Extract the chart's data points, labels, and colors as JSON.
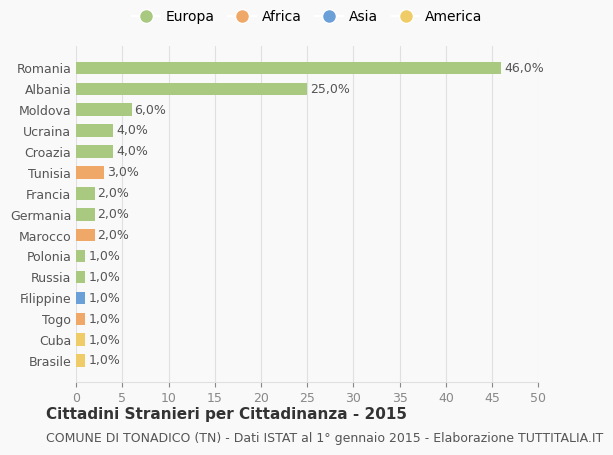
{
  "countries": [
    "Romania",
    "Albania",
    "Moldova",
    "Ucraina",
    "Croazia",
    "Tunisia",
    "Francia",
    "Germania",
    "Marocco",
    "Polonia",
    "Russia",
    "Filippine",
    "Togo",
    "Cuba",
    "Brasile"
  ],
  "values": [
    46.0,
    25.0,
    6.0,
    4.0,
    4.0,
    3.0,
    2.0,
    2.0,
    2.0,
    1.0,
    1.0,
    1.0,
    1.0,
    1.0,
    1.0
  ],
  "continents": [
    "Europa",
    "Europa",
    "Europa",
    "Europa",
    "Europa",
    "Africa",
    "Europa",
    "Europa",
    "Africa",
    "Europa",
    "Europa",
    "Asia",
    "Africa",
    "America",
    "America"
  ],
  "continent_colors": {
    "Europa": "#a8c97f",
    "Africa": "#f0a868",
    "Asia": "#6a9fd8",
    "America": "#f0cc68"
  },
  "legend_order": [
    "Europa",
    "Africa",
    "Asia",
    "America"
  ],
  "title": "Cittadini Stranieri per Cittadinanza - 2015",
  "subtitle": "COMUNE DI TONADICO (TN) - Dati ISTAT al 1° gennaio 2015 - Elaborazione TUTTITALIA.IT",
  "xlim": [
    0,
    50
  ],
  "xticks": [
    0,
    5,
    10,
    15,
    20,
    25,
    30,
    35,
    40,
    45,
    50
  ],
  "bg_color": "#f9f9f9",
  "grid_color": "#e0e0e0",
  "bar_height": 0.6,
  "title_fontsize": 11,
  "subtitle_fontsize": 9,
  "label_fontsize": 9,
  "tick_fontsize": 9,
  "legend_fontsize": 10
}
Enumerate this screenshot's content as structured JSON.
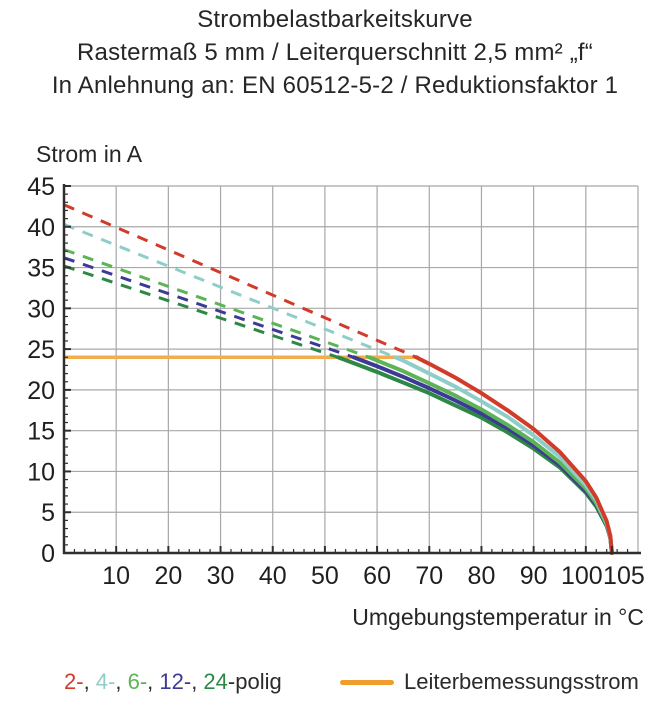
{
  "header": {
    "title": "Strombelastbarkeitskurve",
    "subtitle1": "Rastermaß 5 mm / Leiterquerschnitt 2,5 mm² „f“",
    "subtitle2": "In Anlehnung an: EN 60512-5-2 / Reduktionsfaktor 1"
  },
  "colors": {
    "grid": "#a8a8a8",
    "axis": "#2e2e2e",
    "tick_text": "#1f1f1f",
    "legend_text": "#2b2b2b"
  },
  "chart_data": {
    "type": "line",
    "title": "Strombelastbarkeitskurve",
    "xlabel": "Umgebungstemperatur in °C",
    "ylabel": "Strom in A",
    "xlim": [
      0,
      110
    ],
    "ylim": [
      0,
      45
    ],
    "x_ticks": [
      10,
      20,
      30,
      40,
      50,
      60,
      70,
      80,
      90,
      100,
      105
    ],
    "y_ticks": [
      0,
      5,
      10,
      15,
      20,
      25,
      30,
      35,
      40,
      45
    ],
    "x_minor_step": 2,
    "y_minor_step": 1,
    "grid": true,
    "legend_position": "bottom",
    "rated_line": {
      "label": "Leiterbemessungsstrom",
      "value": 24,
      "x_start": 0,
      "x_end": 68,
      "color": "#f2ae4d"
    },
    "series": [
      {
        "name": "2-polig",
        "color": "#d23b2a",
        "style": "dashed-then-solid",
        "dashed": [
          [
            0,
            42.7
          ],
          [
            67.5,
            24
          ]
        ],
        "solid": [
          [
            67.5,
            24
          ],
          [
            70,
            23.2
          ],
          [
            75,
            21.5
          ],
          [
            80,
            19.6
          ],
          [
            85,
            17.5
          ],
          [
            90,
            15.2
          ],
          [
            95,
            12.4
          ],
          [
            100,
            8.8
          ],
          [
            102,
            6.8
          ],
          [
            104,
            3.9
          ],
          [
            104.7,
            2.1
          ],
          [
            105,
            0
          ]
        ]
      },
      {
        "name": "4-polig",
        "color": "#8fcdc9",
        "style": "dashed-then-solid",
        "dashed": [
          [
            0,
            40.3
          ],
          [
            63.5,
            24
          ]
        ],
        "solid": [
          [
            63.5,
            24
          ],
          [
            65,
            23.6
          ],
          [
            70,
            22.0
          ],
          [
            75,
            20.4
          ],
          [
            80,
            18.6
          ],
          [
            85,
            16.7
          ],
          [
            90,
            14.4
          ],
          [
            95,
            11.8
          ],
          [
            100,
            8.3
          ],
          [
            102,
            6.5
          ],
          [
            104,
            3.7
          ],
          [
            104.7,
            2.0
          ],
          [
            105,
            0
          ]
        ]
      },
      {
        "name": "6-polig",
        "color": "#5cb456",
        "style": "dashed-then-solid",
        "dashed": [
          [
            0,
            37.2
          ],
          [
            58.5,
            24
          ]
        ],
        "solid": [
          [
            58.5,
            24
          ],
          [
            60,
            23.6
          ],
          [
            65,
            22.3
          ],
          [
            70,
            20.8
          ],
          [
            75,
            19.3
          ],
          [
            80,
            17.6
          ],
          [
            85,
            15.7
          ],
          [
            90,
            13.6
          ],
          [
            95,
            11.1
          ],
          [
            100,
            7.9
          ],
          [
            102,
            6.1
          ],
          [
            104,
            3.5
          ],
          [
            104.7,
            1.9
          ],
          [
            105,
            0
          ]
        ]
      },
      {
        "name": "12-polig",
        "color": "#3c3a96",
        "style": "dashed-then-solid",
        "dashed": [
          [
            0,
            36.2
          ],
          [
            55.5,
            24
          ]
        ],
        "solid": [
          [
            55.5,
            24
          ],
          [
            60,
            22.9
          ],
          [
            65,
            21.6
          ],
          [
            70,
            20.2
          ],
          [
            75,
            18.7
          ],
          [
            80,
            17.1
          ],
          [
            85,
            15.3
          ],
          [
            90,
            13.2
          ],
          [
            95,
            10.8
          ],
          [
            100,
            7.6
          ],
          [
            102,
            5.9
          ],
          [
            104,
            3.4
          ],
          [
            104.7,
            1.9
          ],
          [
            105,
            0
          ]
        ]
      },
      {
        "name": "24-polig",
        "color": "#2c8844",
        "style": "dashed-then-solid",
        "dashed": [
          [
            0,
            35.2
          ],
          [
            52.5,
            24
          ]
        ],
        "solid": [
          [
            52.5,
            24
          ],
          [
            55,
            23.4
          ],
          [
            60,
            22.2
          ],
          [
            65,
            20.9
          ],
          [
            70,
            19.6
          ],
          [
            75,
            18.1
          ],
          [
            80,
            16.6
          ],
          [
            85,
            14.8
          ],
          [
            90,
            12.8
          ],
          [
            95,
            10.5
          ],
          [
            100,
            7.4
          ],
          [
            102,
            5.7
          ],
          [
            104,
            3.3
          ],
          [
            104.7,
            1.8
          ],
          [
            105,
            0
          ]
        ]
      }
    ]
  },
  "legend": {
    "pole_items": [
      {
        "text": "2-",
        "color": "#d23b2a"
      },
      {
        "text": ", ",
        "color": "#2b2b2b"
      },
      {
        "text": "4-",
        "color": "#8fcdc9"
      },
      {
        "text": ", ",
        "color": "#2b2b2b"
      },
      {
        "text": "6-",
        "color": "#5cb456"
      },
      {
        "text": ", ",
        "color": "#2b2b2b"
      },
      {
        "text": "12-",
        "color": "#3c3a96"
      },
      {
        "text": ", ",
        "color": "#2b2b2b"
      },
      {
        "text": "24",
        "color": "#2c8844"
      },
      {
        "text": "-polig",
        "color": "#2b2b2b"
      }
    ],
    "rated_label": "Leiterbemessungsstrom",
    "rated_swatch_color": "#ef9e2e"
  }
}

> Problem to solve: Reproduce every record above exactly, but leave out the pictures.

> The completed task:
Extract the chart's data points, labels, and colors as JSON.
{
  "countries": [
    "Romania",
    "Albania",
    "Moldova",
    "Ucraina",
    "Croazia",
    "Tunisia",
    "Francia",
    "Germania",
    "Marocco",
    "Polonia",
    "Russia",
    "Filippine",
    "Togo",
    "Cuba",
    "Brasile"
  ],
  "values": [
    46.0,
    25.0,
    6.0,
    4.0,
    4.0,
    3.0,
    2.0,
    2.0,
    2.0,
    1.0,
    1.0,
    1.0,
    1.0,
    1.0,
    1.0
  ],
  "continents": [
    "Europa",
    "Europa",
    "Europa",
    "Europa",
    "Europa",
    "Africa",
    "Europa",
    "Europa",
    "Africa",
    "Europa",
    "Europa",
    "Asia",
    "Africa",
    "America",
    "America"
  ],
  "continent_colors": {
    "Europa": "#a8c97f",
    "Africa": "#f0a868",
    "Asia": "#6a9fd8",
    "America": "#f0cc68"
  },
  "legend_order": [
    "Europa",
    "Africa",
    "Asia",
    "America"
  ],
  "title": "Cittadini Stranieri per Cittadinanza - 2015",
  "subtitle": "COMUNE DI TONADICO (TN) - Dati ISTAT al 1° gennaio 2015 - Elaborazione TUTTITALIA.IT",
  "xlim": [
    0,
    50
  ],
  "xticks": [
    0,
    5,
    10,
    15,
    20,
    25,
    30,
    35,
    40,
    45,
    50
  ],
  "bg_color": "#f9f9f9",
  "grid_color": "#e0e0e0",
  "bar_height": 0.6,
  "title_fontsize": 11,
  "subtitle_fontsize": 9,
  "label_fontsize": 9,
  "tick_fontsize": 9,
  "legend_fontsize": 10
}
Enumerate this screenshot's content as structured JSON.
{
  "header": {
    "title": "Strombelastbarkeitskurve",
    "subtitle1": "Rastermaß 5 mm / Leiterquerschnitt 2,5 mm² „f“",
    "subtitle2": "In Anlehnung an: EN 60512-5-2 / Reduktionsfaktor 1"
  },
  "colors": {
    "grid": "#a8a8a8",
    "axis": "#2e2e2e",
    "tick_text": "#1f1f1f",
    "legend_text": "#2b2b2b"
  },
  "chart_data": {
    "type": "line",
    "title": "Strombelastbarkeitskurve",
    "xlabel": "Umgebungstemperatur in °C",
    "ylabel": "Strom in A",
    "xlim": [
      0,
      110
    ],
    "ylim": [
      0,
      45
    ],
    "x_ticks": [
      10,
      20,
      30,
      40,
      50,
      60,
      70,
      80,
      90,
      100,
      105
    ],
    "y_ticks": [
      0,
      5,
      10,
      15,
      20,
      25,
      30,
      35,
      40,
      45
    ],
    "x_minor_step": 2,
    "y_minor_step": 1,
    "grid": true,
    "legend_position": "bottom",
    "rated_line": {
      "label": "Leiterbemessungsstrom",
      "value": 24,
      "x_start": 0,
      "x_end": 68,
      "color": "#f2ae4d"
    },
    "series": [
      {
        "name": "2-polig",
        "color": "#d23b2a",
        "style": "dashed-then-solid",
        "dashed": [
          [
            0,
            42.7
          ],
          [
            67.5,
            24
          ]
        ],
        "solid": [
          [
            67.5,
            24
          ],
          [
            70,
            23.2
          ],
          [
            75,
            21.5
          ],
          [
            80,
            19.6
          ],
          [
            85,
            17.5
          ],
          [
            90,
            15.2
          ],
          [
            95,
            12.4
          ],
          [
            100,
            8.8
          ],
          [
            102,
            6.8
          ],
          [
            104,
            3.9
          ],
          [
            104.7,
            2.1
          ],
          [
            105,
            0
          ]
        ]
      },
      {
        "name": "4-polig",
        "color": "#8fcdc9",
        "style": "dashed-then-solid",
        "dashed": [
          [
            0,
            40.3
          ],
          [
            63.5,
            24
          ]
        ],
        "solid": [
          [
            63.5,
            24
          ],
          [
            65,
            23.6
          ],
          [
            70,
            22.0
          ],
          [
            75,
            20.4
          ],
          [
            80,
            18.6
          ],
          [
            85,
            16.7
          ],
          [
            90,
            14.4
          ],
          [
            95,
            11.8
          ],
          [
            100,
            8.3
          ],
          [
            102,
            6.5
          ],
          [
            104,
            3.7
          ],
          [
            104.7,
            2.0
          ],
          [
            105,
            0
          ]
        ]
      },
      {
        "name": "6-polig",
        "color": "#5cb456",
        "style": "dashed-then-solid",
        "dashed": [
          [
            0,
            37.2
          ],
          [
            58.5,
            24
          ]
        ],
        "solid": [
          [
            58.5,
            24
          ],
          [
            60,
            23.6
          ],
          [
            65,
            22.3
          ],
          [
            70,
            20.8
          ],
          [
            75,
            19.3
          ],
          [
            80,
            17.6
          ],
          [
            85,
            15.7
          ],
          [
            90,
            13.6
          ],
          [
            95,
            11.1
          ],
          [
            100,
            7.9
          ],
          [
            102,
            6.1
          ],
          [
            104,
            3.5
          ],
          [
            104.7,
            1.9
          ],
          [
            105,
            0
          ]
        ]
      },
      {
        "name": "12-polig",
        "color": "#3c3a96",
        "style": "dashed-then-solid",
        "dashed": [
          [
            0,
            36.2
          ],
          [
            55.5,
            24
          ]
        ],
        "solid": [
          [
            55.5,
            24
          ],
          [
            60,
            22.9
          ],
          [
            65,
            21.6
          ],
          [
            70,
            20.2
          ],
          [
            75,
            18.7
          ],
          [
            80,
            17.1
          ],
          [
            85,
            15.3
          ],
          [
            90,
            13.2
          ],
          [
            95,
            10.8
          ],
          [
            100,
            7.6
          ],
          [
            102,
            5.9
          ],
          [
            104,
            3.4
          ],
          [
            104.7,
            1.9
          ],
          [
            105,
            0
          ]
        ]
      },
      {
        "name": "24-polig",
        "color": "#2c8844",
        "style": "dashed-then-solid",
        "dashed": [
          [
            0,
            35.2
          ],
          [
            52.5,
            24
          ]
        ],
        "solid": [
          [
            52.5,
            24
          ],
          [
            55,
            23.4
          ],
          [
            60,
            22.2
          ],
          [
            65,
            20.9
          ],
          [
            70,
            19.6
          ],
          [
            75,
            18.1
          ],
          [
            80,
            16.6
          ],
          [
            85,
            14.8
          ],
          [
            90,
            12.8
          ],
          [
            95,
            10.5
          ],
          [
            100,
            7.4
          ],
          [
            102,
            5.7
          ],
          [
            104,
            3.3
          ],
          [
            104.7,
            1.8
          ],
          [
            105,
            0
          ]
        ]
      }
    ]
  },
  "legend": {
    "pole_items": [
      {
        "text": "2-",
        "color": "#d23b2a"
      },
      {
        "text": ", ",
        "color": "#2b2b2b"
      },
      {
        "text": "4-",
        "color": "#8fcdc9"
      },
      {
        "text": ", ",
        "color": "#2b2b2b"
      },
      {
        "text": "6-",
        "color": "#5cb456"
      },
      {
        "text": ", ",
        "color": "#2b2b2b"
      },
      {
        "text": "12-",
        "color": "#3c3a96"
      },
      {
        "text": ", ",
        "color": "#2b2b2b"
      },
      {
        "text": "24",
        "color": "#2c8844"
      },
      {
        "text": "-polig",
        "color": "#2b2b2b"
      }
    ],
    "rated_label": "Leiterbemessungsstrom",
    "rated_swatch_color": "#ef9e2e"
  }
}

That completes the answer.